WORKING DATA —
..........

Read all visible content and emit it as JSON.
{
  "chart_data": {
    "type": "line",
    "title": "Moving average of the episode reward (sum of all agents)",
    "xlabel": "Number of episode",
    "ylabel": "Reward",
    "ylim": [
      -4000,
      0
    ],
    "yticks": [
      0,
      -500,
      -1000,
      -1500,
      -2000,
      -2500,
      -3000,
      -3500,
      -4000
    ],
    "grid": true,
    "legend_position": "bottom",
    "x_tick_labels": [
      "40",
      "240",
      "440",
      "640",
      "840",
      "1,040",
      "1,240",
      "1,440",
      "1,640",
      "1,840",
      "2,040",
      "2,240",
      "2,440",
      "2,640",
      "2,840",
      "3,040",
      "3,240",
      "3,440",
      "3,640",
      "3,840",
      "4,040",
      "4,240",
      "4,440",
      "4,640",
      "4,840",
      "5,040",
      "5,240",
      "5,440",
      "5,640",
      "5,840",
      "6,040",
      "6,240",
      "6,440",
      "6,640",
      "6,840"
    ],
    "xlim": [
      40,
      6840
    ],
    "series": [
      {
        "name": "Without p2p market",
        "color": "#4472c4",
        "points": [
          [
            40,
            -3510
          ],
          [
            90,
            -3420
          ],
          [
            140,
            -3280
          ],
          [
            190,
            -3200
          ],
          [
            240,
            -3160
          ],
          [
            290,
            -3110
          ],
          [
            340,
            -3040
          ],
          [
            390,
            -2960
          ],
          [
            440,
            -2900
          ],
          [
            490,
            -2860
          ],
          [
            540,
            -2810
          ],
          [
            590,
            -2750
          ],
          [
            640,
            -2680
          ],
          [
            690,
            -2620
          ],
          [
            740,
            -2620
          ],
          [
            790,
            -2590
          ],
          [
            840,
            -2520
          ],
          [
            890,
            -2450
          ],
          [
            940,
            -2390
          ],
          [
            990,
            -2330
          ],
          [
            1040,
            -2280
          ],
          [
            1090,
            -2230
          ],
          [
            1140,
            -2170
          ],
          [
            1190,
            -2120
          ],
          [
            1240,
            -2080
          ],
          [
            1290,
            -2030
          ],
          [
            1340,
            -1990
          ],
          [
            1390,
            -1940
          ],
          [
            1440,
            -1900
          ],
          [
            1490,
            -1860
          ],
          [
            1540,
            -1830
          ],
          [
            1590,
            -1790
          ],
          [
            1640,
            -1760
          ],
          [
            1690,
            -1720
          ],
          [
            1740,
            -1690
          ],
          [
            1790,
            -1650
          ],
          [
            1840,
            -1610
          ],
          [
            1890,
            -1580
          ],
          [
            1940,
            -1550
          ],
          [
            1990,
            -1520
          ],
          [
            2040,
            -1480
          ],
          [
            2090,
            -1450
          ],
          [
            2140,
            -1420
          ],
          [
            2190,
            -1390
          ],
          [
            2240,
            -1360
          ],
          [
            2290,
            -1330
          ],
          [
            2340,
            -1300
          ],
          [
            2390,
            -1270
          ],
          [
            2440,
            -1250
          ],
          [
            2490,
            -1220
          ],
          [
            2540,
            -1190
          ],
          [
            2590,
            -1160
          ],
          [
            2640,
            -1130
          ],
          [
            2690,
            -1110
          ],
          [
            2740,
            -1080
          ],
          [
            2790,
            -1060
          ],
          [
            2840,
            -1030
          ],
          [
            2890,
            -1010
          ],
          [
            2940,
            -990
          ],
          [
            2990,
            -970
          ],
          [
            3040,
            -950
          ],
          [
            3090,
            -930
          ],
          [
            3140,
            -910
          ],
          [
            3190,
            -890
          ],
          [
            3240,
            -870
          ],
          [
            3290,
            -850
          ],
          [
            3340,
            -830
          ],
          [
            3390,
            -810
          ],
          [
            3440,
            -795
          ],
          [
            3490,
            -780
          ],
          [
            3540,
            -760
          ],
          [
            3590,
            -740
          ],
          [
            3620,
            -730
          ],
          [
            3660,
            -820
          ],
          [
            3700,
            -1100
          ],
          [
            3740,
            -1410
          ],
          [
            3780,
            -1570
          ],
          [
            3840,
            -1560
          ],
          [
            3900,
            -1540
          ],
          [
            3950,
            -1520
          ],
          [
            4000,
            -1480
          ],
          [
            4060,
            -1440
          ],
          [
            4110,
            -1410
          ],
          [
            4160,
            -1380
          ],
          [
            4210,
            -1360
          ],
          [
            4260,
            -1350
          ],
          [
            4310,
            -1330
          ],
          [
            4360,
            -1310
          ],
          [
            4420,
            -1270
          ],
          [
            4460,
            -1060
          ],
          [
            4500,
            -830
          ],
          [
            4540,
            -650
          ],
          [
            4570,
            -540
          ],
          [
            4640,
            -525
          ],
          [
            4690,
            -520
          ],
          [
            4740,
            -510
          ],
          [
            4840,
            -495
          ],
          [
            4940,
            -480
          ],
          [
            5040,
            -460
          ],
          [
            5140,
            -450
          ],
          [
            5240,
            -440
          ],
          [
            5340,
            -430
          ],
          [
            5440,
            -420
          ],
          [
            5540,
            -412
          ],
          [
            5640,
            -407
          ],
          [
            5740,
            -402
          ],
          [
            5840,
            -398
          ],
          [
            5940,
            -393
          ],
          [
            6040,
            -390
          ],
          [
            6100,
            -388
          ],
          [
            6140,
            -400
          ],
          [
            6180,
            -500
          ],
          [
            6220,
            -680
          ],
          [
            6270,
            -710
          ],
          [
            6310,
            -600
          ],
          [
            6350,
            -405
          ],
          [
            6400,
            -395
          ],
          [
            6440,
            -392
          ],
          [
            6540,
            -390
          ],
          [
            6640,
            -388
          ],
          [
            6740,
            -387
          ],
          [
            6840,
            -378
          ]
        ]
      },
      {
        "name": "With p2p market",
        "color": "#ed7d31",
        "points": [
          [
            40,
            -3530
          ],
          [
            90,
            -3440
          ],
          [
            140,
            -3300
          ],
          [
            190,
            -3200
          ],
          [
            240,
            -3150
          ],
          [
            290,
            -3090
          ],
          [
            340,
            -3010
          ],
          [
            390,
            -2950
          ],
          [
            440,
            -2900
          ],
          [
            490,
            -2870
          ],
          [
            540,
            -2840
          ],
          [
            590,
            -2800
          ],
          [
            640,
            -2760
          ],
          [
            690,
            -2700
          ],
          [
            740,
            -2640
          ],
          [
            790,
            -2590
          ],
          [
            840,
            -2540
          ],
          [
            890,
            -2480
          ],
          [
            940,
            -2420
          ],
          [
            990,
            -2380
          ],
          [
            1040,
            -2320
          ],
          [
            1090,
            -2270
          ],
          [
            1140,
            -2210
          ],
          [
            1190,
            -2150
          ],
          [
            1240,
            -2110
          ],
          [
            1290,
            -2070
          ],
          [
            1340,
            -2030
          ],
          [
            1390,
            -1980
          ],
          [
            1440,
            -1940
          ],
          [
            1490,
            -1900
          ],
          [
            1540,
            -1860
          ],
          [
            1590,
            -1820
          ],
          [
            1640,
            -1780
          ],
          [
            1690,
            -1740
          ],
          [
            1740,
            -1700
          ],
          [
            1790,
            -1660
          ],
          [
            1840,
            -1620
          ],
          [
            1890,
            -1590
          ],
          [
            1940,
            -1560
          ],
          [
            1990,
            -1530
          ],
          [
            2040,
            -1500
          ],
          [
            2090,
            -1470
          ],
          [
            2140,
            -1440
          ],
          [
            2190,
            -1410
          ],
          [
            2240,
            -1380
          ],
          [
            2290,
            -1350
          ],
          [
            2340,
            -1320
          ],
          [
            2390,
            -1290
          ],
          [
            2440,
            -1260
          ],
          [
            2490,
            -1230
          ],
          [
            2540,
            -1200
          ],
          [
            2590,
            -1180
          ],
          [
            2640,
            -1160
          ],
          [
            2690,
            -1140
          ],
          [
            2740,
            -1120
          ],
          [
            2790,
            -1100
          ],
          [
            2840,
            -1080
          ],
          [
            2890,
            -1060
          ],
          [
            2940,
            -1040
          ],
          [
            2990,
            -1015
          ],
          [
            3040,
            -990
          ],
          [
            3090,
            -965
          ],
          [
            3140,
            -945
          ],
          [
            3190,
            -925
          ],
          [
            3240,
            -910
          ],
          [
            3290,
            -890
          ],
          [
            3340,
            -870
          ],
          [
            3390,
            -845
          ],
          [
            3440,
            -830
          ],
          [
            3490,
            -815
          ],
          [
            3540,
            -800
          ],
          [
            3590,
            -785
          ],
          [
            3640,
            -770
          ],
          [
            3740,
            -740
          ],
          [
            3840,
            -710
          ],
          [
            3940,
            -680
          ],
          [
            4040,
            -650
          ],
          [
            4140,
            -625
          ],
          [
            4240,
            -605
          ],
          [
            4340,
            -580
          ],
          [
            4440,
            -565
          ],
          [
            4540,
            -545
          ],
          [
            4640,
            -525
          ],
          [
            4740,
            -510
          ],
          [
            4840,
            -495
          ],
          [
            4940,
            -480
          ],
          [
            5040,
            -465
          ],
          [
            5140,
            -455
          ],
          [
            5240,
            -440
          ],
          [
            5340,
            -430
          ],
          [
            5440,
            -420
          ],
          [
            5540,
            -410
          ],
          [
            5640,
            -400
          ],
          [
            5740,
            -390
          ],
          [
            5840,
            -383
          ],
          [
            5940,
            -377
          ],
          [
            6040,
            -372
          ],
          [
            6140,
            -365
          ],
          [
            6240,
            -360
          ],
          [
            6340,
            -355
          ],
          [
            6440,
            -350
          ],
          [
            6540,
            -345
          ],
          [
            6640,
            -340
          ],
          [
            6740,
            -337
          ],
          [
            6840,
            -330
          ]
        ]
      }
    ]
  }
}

..........

From the listing above, copy all lines holding the word "episode".

    "title": "Moving average of the episode reward (sum of all agents)",
    "xlabel": "Number of episode",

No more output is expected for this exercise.